STATED EXERCISE: Output each line exactly as it appears, skipping any embedded picture.
start
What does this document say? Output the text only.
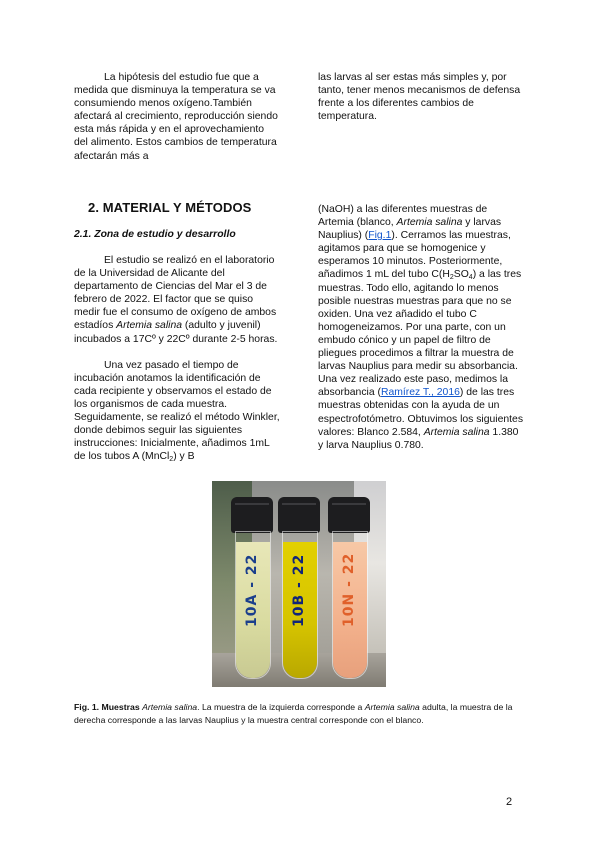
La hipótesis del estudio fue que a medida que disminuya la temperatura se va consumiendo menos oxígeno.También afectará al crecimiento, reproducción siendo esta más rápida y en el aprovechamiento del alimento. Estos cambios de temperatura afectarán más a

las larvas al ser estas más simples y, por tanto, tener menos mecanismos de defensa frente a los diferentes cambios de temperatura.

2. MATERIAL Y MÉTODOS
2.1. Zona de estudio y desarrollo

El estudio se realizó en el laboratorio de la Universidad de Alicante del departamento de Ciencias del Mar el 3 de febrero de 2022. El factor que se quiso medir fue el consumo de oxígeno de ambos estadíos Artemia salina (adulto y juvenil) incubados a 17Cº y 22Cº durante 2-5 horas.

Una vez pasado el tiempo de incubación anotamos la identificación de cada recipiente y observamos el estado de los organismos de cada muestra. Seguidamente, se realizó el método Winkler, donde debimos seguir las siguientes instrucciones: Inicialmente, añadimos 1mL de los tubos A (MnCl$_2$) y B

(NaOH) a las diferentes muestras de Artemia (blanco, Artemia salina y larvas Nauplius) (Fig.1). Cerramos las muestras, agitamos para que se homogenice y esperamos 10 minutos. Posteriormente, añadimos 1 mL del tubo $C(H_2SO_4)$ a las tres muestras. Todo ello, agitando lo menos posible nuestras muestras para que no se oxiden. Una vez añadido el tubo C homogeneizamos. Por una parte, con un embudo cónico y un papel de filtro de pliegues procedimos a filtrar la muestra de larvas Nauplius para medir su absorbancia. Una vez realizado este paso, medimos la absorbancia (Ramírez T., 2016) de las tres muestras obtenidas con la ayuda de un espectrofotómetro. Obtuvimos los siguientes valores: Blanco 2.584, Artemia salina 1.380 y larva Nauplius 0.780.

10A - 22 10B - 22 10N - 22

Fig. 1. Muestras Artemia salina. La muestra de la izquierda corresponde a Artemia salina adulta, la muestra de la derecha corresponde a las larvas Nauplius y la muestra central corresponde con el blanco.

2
end
RESPONSE TO THIS EXERCISE:
What does this document say? Output the text only.
La hipótesis del estudio fue que a medida que disminuya la temperatura se va consumiendo menos oxígeno.También afectará al crecimiento, reproducción siendo esta más rápida y en el aprovechamiento del alimento. Estos cambios de temperatura afectarán más a

las larvas al ser estas más simples y, por tanto, tener menos mecanismos de defensa frente a los diferentes cambios de temperatura.

2. MATERIAL Y MÉTODOS
2.1. Zona de estudio y desarrollo

El estudio se realizó en el laboratorio de la Universidad de Alicante del departamento de Ciencias del Mar el 3 de febrero de 2022. El factor que se quiso medir fue el consumo de oxígeno de ambos estadíos Artemia salina (adulto y juvenil) incubados a 17Cº y 22Cº durante 2-5 horas.

Una vez pasado el tiempo de incubación anotamos la identificación de cada recipiente y observamos el estado de los organismos de cada muestra. Seguidamente, se realizó el método Winkler, donde debimos seguir las siguientes instrucciones: Inicialmente, añadimos 1mL de los tubos A (MnCl$_2$) y B

(NaOH) a las diferentes muestras de Artemia (blanco, Artemia salina y larvas Nauplius) (Fig.1). Cerramos las muestras, agitamos para que se homogenice y esperamos 10 minutos. Posteriormente, añadimos 1 mL del tubo $C(H_2SO_4)$ a las tres muestras. Todo ello, agitando lo menos posible nuestras muestras para que no se oxiden. Una vez añadido el tubo C homogeneizamos. Por una parte, con un embudo cónico y un papel de filtro de pliegues procedimos a filtrar la muestra de larvas Nauplius para medir su absorbancia. Una vez realizado este paso, medimos la absorbancia (Ramírez T., 2016) de las tres muestras obtenidas con la ayuda de un espectrofotómetro. Obtuvimos los siguientes valores: Blanco 2.584, Artemia salina 1.380 y larva Nauplius 0.780.

10A - 22 10B - 22 10N - 22

Fig. 1. Muestras Artemia salina. La muestra de la izquierda corresponde a Artemia salina adulta, la muestra de la derecha corresponde a las larvas Nauplius y la muestra central corresponde con el blanco.

2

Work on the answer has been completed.